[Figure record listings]

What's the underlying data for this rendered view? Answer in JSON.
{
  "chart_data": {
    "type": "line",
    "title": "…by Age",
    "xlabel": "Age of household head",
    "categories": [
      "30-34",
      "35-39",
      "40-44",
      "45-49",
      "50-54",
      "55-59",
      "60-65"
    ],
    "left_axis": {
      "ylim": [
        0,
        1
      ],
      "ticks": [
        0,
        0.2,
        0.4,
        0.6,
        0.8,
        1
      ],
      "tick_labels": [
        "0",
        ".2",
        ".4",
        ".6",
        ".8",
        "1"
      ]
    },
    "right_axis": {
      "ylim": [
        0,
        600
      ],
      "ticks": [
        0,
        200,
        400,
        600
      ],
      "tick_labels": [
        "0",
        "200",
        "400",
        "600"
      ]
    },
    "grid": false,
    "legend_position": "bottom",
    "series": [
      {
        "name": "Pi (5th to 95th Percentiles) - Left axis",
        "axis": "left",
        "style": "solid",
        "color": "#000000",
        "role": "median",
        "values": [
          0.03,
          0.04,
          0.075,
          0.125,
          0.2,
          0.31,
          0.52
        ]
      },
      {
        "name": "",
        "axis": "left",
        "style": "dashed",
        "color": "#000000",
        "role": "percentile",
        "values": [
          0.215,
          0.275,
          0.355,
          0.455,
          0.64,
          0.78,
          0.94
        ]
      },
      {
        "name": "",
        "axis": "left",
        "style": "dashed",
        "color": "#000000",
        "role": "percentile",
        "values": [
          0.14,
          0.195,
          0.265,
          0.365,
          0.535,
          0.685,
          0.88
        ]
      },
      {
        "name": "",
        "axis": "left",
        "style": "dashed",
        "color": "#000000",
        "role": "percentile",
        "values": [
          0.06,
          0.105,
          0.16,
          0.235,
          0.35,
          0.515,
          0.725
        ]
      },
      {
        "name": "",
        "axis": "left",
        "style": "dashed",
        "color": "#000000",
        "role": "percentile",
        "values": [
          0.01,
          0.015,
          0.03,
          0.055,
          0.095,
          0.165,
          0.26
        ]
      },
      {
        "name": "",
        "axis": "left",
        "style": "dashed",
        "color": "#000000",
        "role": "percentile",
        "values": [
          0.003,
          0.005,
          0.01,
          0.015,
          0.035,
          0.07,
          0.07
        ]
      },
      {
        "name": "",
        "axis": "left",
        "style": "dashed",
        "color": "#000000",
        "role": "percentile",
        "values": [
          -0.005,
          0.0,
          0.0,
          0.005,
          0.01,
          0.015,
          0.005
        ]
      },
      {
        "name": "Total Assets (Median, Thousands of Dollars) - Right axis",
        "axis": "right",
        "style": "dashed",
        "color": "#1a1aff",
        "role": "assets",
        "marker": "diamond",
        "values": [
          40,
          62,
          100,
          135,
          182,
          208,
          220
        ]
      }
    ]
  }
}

TASK STATEMENT:
Recopy the entries above exactly, with every line included.

REPLY TO THE EXERCISE:
What's the underlying data for this rendered view? Answer in JSON.
{
  "chart_data": {
    "type": "line",
    "title": "…by Age",
    "xlabel": "Age of household head",
    "categories": [
      "30-34",
      "35-39",
      "40-44",
      "45-49",
      "50-54",
      "55-59",
      "60-65"
    ],
    "left_axis": {
      "ylim": [
        0,
        1
      ],
      "ticks": [
        0,
        0.2,
        0.4,
        0.6,
        0.8,
        1
      ],
      "tick_labels": [
        "0",
        ".2",
        ".4",
        ".6",
        ".8",
        "1"
      ]
    },
    "right_axis": {
      "ylim": [
        0,
        600
      ],
      "ticks": [
        0,
        200,
        400,
        600
      ],
      "tick_labels": [
        "0",
        "200",
        "400",
        "600"
      ]
    },
    "grid": false,
    "legend_position": "bottom",
    "series": [
      {
        "name": "Pi (5th to 95th Percentiles) - Left axis",
        "axis": "left",
        "style": "solid",
        "color": "#000000",
        "role": "median",
        "values": [
          0.03,
          0.04,
          0.075,
          0.125,
          0.2,
          0.31,
          0.52
        ]
      },
      {
        "name": "",
        "axis": "left",
        "style": "dashed",
        "color": "#000000",
        "role": "percentile",
        "values": [
          0.215,
          0.275,
          0.355,
          0.455,
          0.64,
          0.78,
          0.94
        ]
      },
      {
        "name": "",
        "axis": "left",
        "style": "dashed",
        "color": "#000000",
        "role": "percentile",
        "values": [
          0.14,
          0.195,
          0.265,
          0.365,
          0.535,
          0.685,
          0.88
        ]
      },
      {
        "name": "",
        "axis": "left",
        "style": "dashed",
        "color": "#000000",
        "role": "percentile",
        "values": [
          0.06,
          0.105,
          0.16,
          0.235,
          0.35,
          0.515,
          0.725
        ]
      },
      {
        "name": "",
        "axis": "left",
        "style": "dashed",
        "color": "#000000",
        "role": "percentile",
        "values": [
          0.01,
          0.015,
          0.03,
          0.055,
          0.095,
          0.165,
          0.26
        ]
      },
      {
        "name": "",
        "axis": "left",
        "style": "dashed",
        "color": "#000000",
        "role": "percentile",
        "values": [
          0.003,
          0.005,
          0.01,
          0.015,
          0.035,
          0.07,
          0.07
        ]
      },
      {
        "name": "",
        "axis": "left",
        "style": "dashed",
        "color": "#000000",
        "role": "percentile",
        "values": [
          -0.005,
          0.0,
          0.0,
          0.005,
          0.01,
          0.015,
          0.005
        ]
      },
      {
        "name": "Total Assets (Median, Thousands of Dollars) - Right axis",
        "axis": "right",
        "style": "dashed",
        "color": "#1a1aff",
        "role": "assets",
        "marker": "diamond",
        "values": [
          40,
          62,
          100,
          135,
          182,
          208,
          220
        ]
      }
    ]
  }
}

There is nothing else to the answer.